/---

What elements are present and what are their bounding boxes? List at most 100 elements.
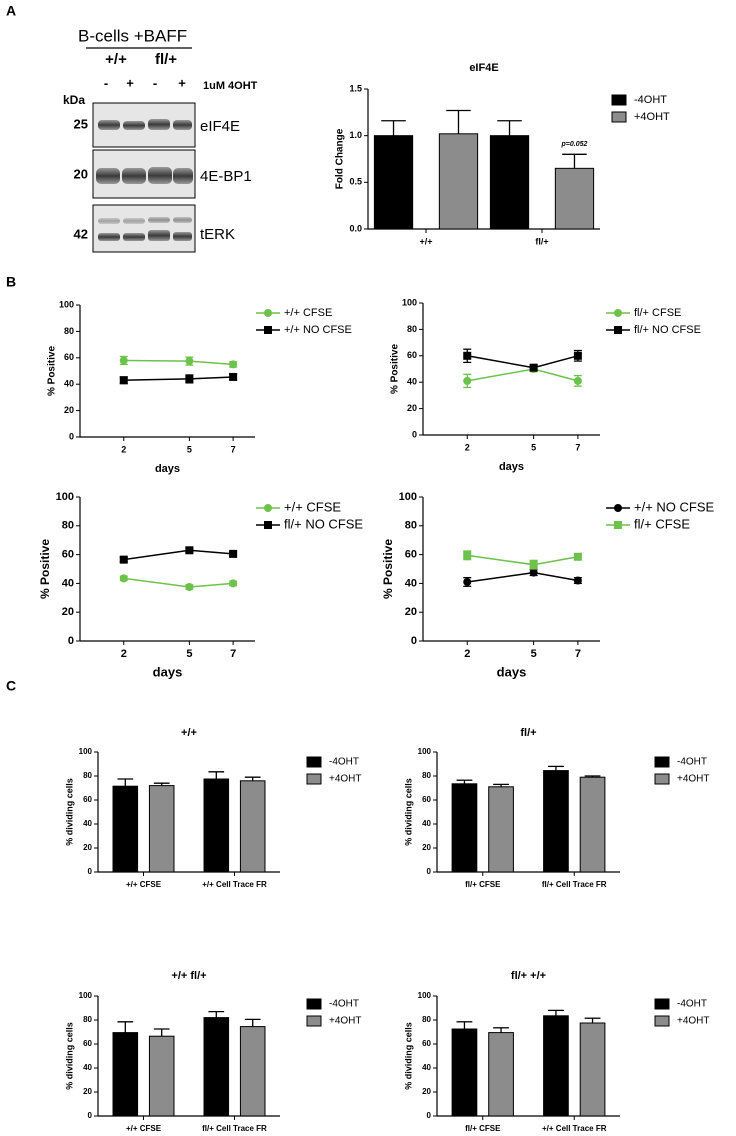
bar — [451, 1028, 478, 1117]
marker — [463, 351, 472, 360]
bar — [579, 776, 606, 873]
y-tick-label: 100 — [59, 299, 74, 309]
bar — [203, 778, 230, 873]
bar — [112, 1032, 139, 1117]
marker-kda: 20 — [74, 166, 88, 181]
series-line — [123, 549, 234, 561]
series-line — [123, 577, 234, 588]
y-tick-label: 100 — [79, 747, 93, 756]
bar — [543, 1015, 569, 1117]
y-tick-label: 60 — [64, 352, 74, 362]
series — [463, 365, 582, 389]
y-tick-label: 80 — [62, 520, 74, 532]
bar — [488, 786, 514, 873]
marker — [119, 555, 128, 564]
x-tick-label: 2 — [464, 648, 470, 660]
bar — [148, 1035, 175, 1117]
legend-swatch — [611, 111, 627, 123]
y-axis-label: % dividing cells — [64, 778, 74, 846]
x-tick-label: 5 — [531, 648, 537, 660]
marker — [185, 546, 194, 555]
marker — [573, 576, 582, 585]
y-tick-label: 0 — [88, 1111, 93, 1120]
marker — [229, 579, 238, 588]
y-tick-label: 80 — [405, 520, 417, 532]
chart: 0 20 40 60 80 100 % Positive +/+ CFSE fl/+ NO CF… — [38, 491, 363, 680]
chart-title: +/+ fl/+ — [171, 970, 206, 982]
chart-title: eIF4E — [469, 62, 498, 74]
y-tick-label: 0 — [88, 867, 93, 876]
series-line — [467, 355, 579, 369]
y-tick-label: 20 — [422, 1087, 431, 1096]
y-axis-label: % Positive — [47, 346, 58, 396]
chart: fl/+ +/+ 0 20 40 60 80 100 % dividing cells -4OH… — [403, 970, 709, 1133]
bar — [203, 1017, 230, 1117]
series-line — [467, 571, 579, 583]
blot-panel — [92, 204, 196, 253]
y-tick-label: 40 — [62, 577, 74, 589]
series — [119, 355, 238, 369]
y-tick-label: 60 — [83, 1039, 92, 1048]
legend-swatch — [611, 94, 627, 106]
chart: fl/+ 0 20 40 60 80 100 % dividing cells -4OHT +4O… — [403, 727, 709, 889]
chart: 0 20 40 60 80 100 % Positive +/+ NO CFSE fl/+ CF… — [381, 491, 714, 680]
legend-label: +4OHT — [329, 774, 362, 785]
bar — [579, 1022, 606, 1117]
marker-kda: 25 — [74, 116, 88, 131]
x-axis-label: days — [153, 664, 183, 679]
bar — [488, 1032, 514, 1117]
series — [463, 348, 582, 372]
y-tick-label: 40 — [64, 379, 74, 389]
legend-label: -4OHT — [329, 999, 359, 1010]
y-axis-label: % Positive — [381, 539, 395, 599]
y-axis-label: % dividing cells — [64, 1022, 74, 1090]
legend-swatch — [654, 773, 670, 785]
legend-label: fl/+ CFSE — [634, 516, 690, 531]
y-tick-label: 100 — [399, 491, 417, 503]
y-tick-label: 80 — [407, 324, 417, 334]
y-tick-label: 0 — [412, 429, 417, 439]
x-tick-label: +/+ CFSE — [126, 880, 162, 889]
x-tick-label: 5 — [186, 648, 192, 660]
y-tick-label: 80 — [422, 1015, 431, 1024]
y-tick-label: 0 — [69, 431, 74, 441]
legend-label: +/+ CFSE — [284, 307, 332, 319]
y-tick-label: 60 — [407, 350, 417, 360]
series-line — [123, 376, 234, 381]
annotation: p=0.052 — [561, 141, 588, 148]
marker — [573, 351, 582, 360]
marker — [185, 357, 194, 366]
marker — [463, 577, 472, 586]
bar — [554, 167, 595, 230]
bar — [239, 1026, 266, 1117]
chart: +/+ 0 20 40 60 80 100 % dividing cells -4OHT +4OH… — [64, 727, 361, 889]
y-tick-label: 20 — [83, 843, 92, 852]
y-tick-label: 20 — [64, 405, 74, 415]
legend-swatch — [654, 1015, 670, 1027]
series — [463, 568, 582, 587]
legend-marker — [614, 521, 622, 529]
blot-title: B-cells +BAFF — [78, 26, 187, 45]
marker — [529, 363, 538, 372]
legend-label: +/+ NO CFSE — [284, 324, 352, 336]
y-tick-label: 80 — [83, 771, 92, 780]
legend-label: +4OHT — [329, 1016, 362, 1027]
chart-title: fl/+ +/+ — [511, 970, 546, 982]
legend-label: -4OHT — [634, 94, 667, 106]
x-axis-label: days — [497, 664, 527, 679]
marker — [185, 583, 194, 591]
legend-label: -4OHT — [677, 999, 707, 1010]
bar — [373, 135, 414, 230]
legend-label: fl/+ CFSE — [634, 307, 681, 319]
marker — [573, 376, 582, 385]
y-tick-label: 100 — [418, 991, 432, 1000]
y-tick-label: 80 — [422, 771, 431, 780]
y-tick-label: 60 — [422, 1039, 431, 1048]
genotype: fl/+ — [155, 51, 177, 68]
series — [119, 372, 238, 385]
marker — [529, 560, 538, 569]
legend-swatch — [306, 773, 322, 785]
legend-label: +4OHT — [677, 1016, 710, 1027]
y-tick-label: 40 — [422, 1063, 431, 1072]
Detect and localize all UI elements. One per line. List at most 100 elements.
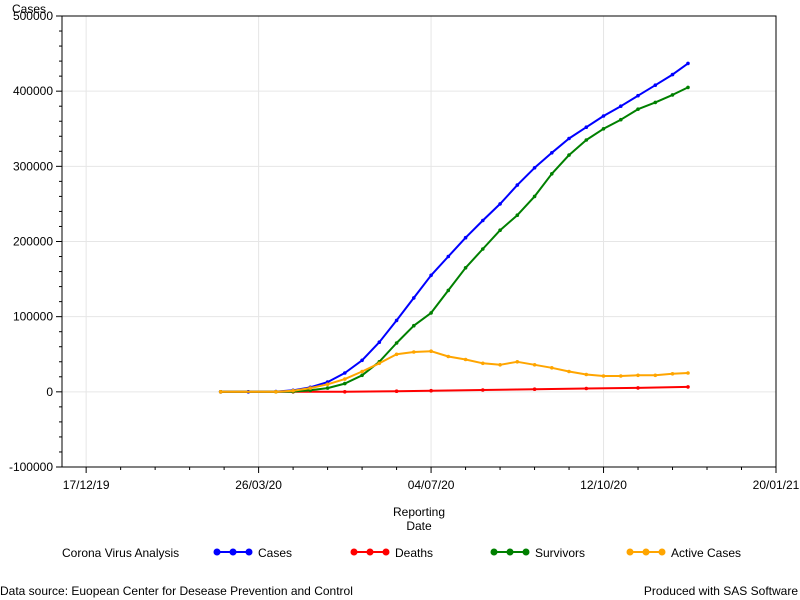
data-point (686, 385, 690, 389)
x-tick-label: 17/12/19 (63, 478, 110, 492)
legend-label: Cases (258, 546, 292, 560)
data-point (308, 386, 313, 390)
legend-item: Survivors (490, 546, 585, 560)
legend-item: Active Cases (626, 546, 741, 560)
data-point (463, 235, 468, 240)
data-point (515, 360, 520, 364)
data-point (636, 386, 640, 390)
data-point (584, 125, 589, 129)
data-point (653, 100, 658, 105)
legend-label: Survivors (535, 546, 585, 560)
data-point (567, 136, 571, 141)
data-point (601, 374, 606, 378)
data-point (481, 361, 485, 366)
legend-label: Deaths (395, 546, 433, 560)
data-point (636, 93, 640, 98)
data-point (412, 296, 416, 300)
series-active-cases (218, 349, 690, 394)
data-point (653, 83, 658, 87)
data-point (532, 363, 537, 367)
data-point (446, 288, 451, 293)
data-point (584, 386, 589, 391)
data-point (481, 218, 485, 223)
data-point (325, 386, 330, 390)
data-point (360, 358, 364, 363)
legend-marker (350, 548, 358, 556)
data-point (601, 127, 606, 131)
data-point (446, 354, 451, 359)
software-credit-footnote: Produced with SAS Software (643, 584, 798, 598)
series-deaths (218, 385, 690, 394)
x-tick-label: 12/10/20 (580, 478, 627, 492)
data-point (343, 390, 347, 394)
legend-label: Active Cases (671, 546, 741, 560)
legend-marker (382, 548, 390, 556)
data-point (343, 381, 347, 386)
data-point (567, 153, 571, 157)
data-point (274, 390, 278, 394)
data-point (446, 254, 451, 259)
data-point (481, 247, 485, 251)
data-point (394, 389, 399, 394)
series-line (220, 62, 689, 393)
legend-title: Corona Virus Analysis (62, 546, 179, 560)
legend-item: Cases (213, 546, 292, 560)
y-tick-label: 400000 (13, 84, 53, 98)
data-point (291, 388, 295, 393)
y-tick-label: 200000 (13, 235, 53, 249)
data-point (343, 371, 347, 375)
data-point (325, 382, 330, 387)
data-point (670, 372, 675, 376)
data-point (686, 61, 690, 66)
data-point (429, 311, 433, 315)
data-point (515, 183, 520, 187)
legend-marker (245, 548, 253, 556)
data-point (360, 373, 364, 378)
x-axis-label-line-1: Reporting (393, 505, 445, 519)
data-point (429, 349, 433, 354)
legend-marker (522, 548, 530, 556)
legend-marker (642, 548, 650, 556)
y-axis-label: Cases (12, 2, 46, 16)
data-point (670, 72, 675, 77)
series-layer (218, 61, 690, 394)
x-tick-label: 20/01/21 (753, 478, 800, 492)
data-point (360, 369, 364, 374)
legend-marker (506, 548, 514, 556)
data-source-footnote: Data source: Euopean Center for Desease … (0, 584, 353, 598)
data-point (584, 372, 589, 377)
data-point (619, 117, 623, 122)
data-point (532, 194, 537, 199)
data-point (498, 228, 502, 232)
data-point (463, 266, 468, 270)
data-point (394, 352, 399, 357)
series-cases (218, 61, 690, 394)
data-point (377, 361, 382, 366)
data-point (653, 373, 658, 378)
series-line (220, 86, 689, 393)
legend-marker (490, 548, 498, 556)
data-point (498, 363, 502, 367)
y-tick-label: 100000 (13, 310, 53, 324)
data-point (584, 138, 589, 142)
grid-lines (62, 15, 777, 468)
data-point (550, 366, 554, 370)
data-point (670, 93, 675, 97)
data-point (686, 85, 690, 90)
data-point (429, 388, 433, 393)
data-point (532, 166, 537, 170)
data-point (429, 273, 433, 278)
axes: -100000 0 100000 200000 300000 400000 500000 17… (9, 9, 800, 492)
data-point (481, 388, 485, 392)
x-tick-label: 26/03/20 (235, 478, 282, 492)
legend-marker (658, 548, 666, 556)
data-point (412, 323, 416, 328)
data-point (394, 341, 399, 345)
data-point (636, 107, 640, 111)
y-tick-label: 500000 (13, 9, 53, 23)
data-point (619, 374, 623, 378)
data-point (343, 377, 347, 381)
y-tick-label: 0 (46, 385, 53, 399)
data-point (377, 340, 382, 345)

\---

■ **Requirement**: Copy whichever lines in the listing above hold "title".

■ **Solution to the problem**:
chart-title: +/+ fl/+ — [171, 970, 206, 982]
chart-title: eIF4E — [469, 62, 498, 74]
blot-title: B-cells +BAFF — [78, 26, 187, 45]
chart-title: fl/+ +/+ — [511, 970, 546, 982]
legend-title: Corona Virus Analysis (62, 546, 179, 560)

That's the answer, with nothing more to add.